**STORED ROWS**
- - - - -

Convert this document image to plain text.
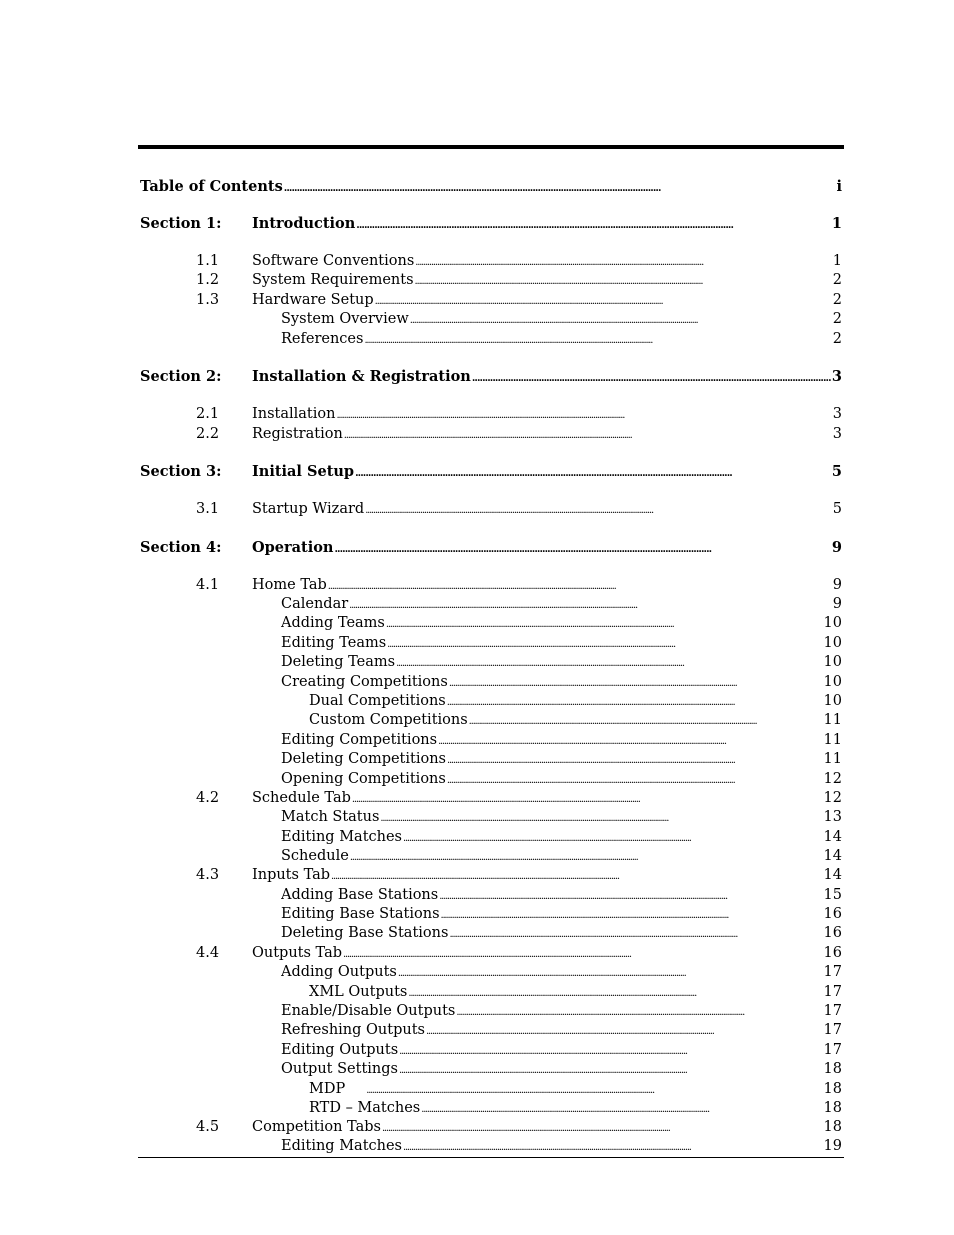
Table of Contents . . .	i
Section 1: Introduction . . .	1
1.1 Software Conventions . . .	1
1.2 System Requirements . . .	2
1.3 Hardware Setup . . .	2
System Overview . . .	2
References . . .	2
Section 2: Installation & Registration . . .	3
2.1 Installation . . .	3
2.2 Registration . . .	3
Section 3: Initial Setup . . .	5
3.1 Startup Wizard . . .	5
Section 4: Operation . . .	9
4.1 Home Tab . . .	9
Calendar . . .	9
Adding Teams . . .	10
Editing Teams . . .	10
Deleting Teams . . .	10
Creating Competitions . . .	10
Dual Competitions . . .	10
Custom Competitions . . .	11
Editing Competitions . . .	11
Deleting Competitions . . .	11
Opening Competitions . . .	12
4.2 Schedule Tab . . .	12
Match Status . . .	13
Editing Matches . . .	14
Schedule . . .	14
4.3 Inputs Tab . . .	14
Adding Base Stations . . .	15
Editing Base Stations . . .	16
Deleting Base Stations . . .	16
4.4 Outputs Tab . . .	16
Adding Outputs . . .	17
XML Outputs . . .	17
Enable/Disable Outputs . . .	17
Refreshing Outputs . . .	17
Editing Outputs . . .	17
Output Settings . . .	18
MDP . . .	18
RTD – Matches . . .	18
4.5 Competition Tabs . . .	18
Editing Matches . . .	19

- - - - -

**DIRECTIONS**
Report the number of lines containing the string "Setup" and add nothing to it.

**TASK OUTPUT**
2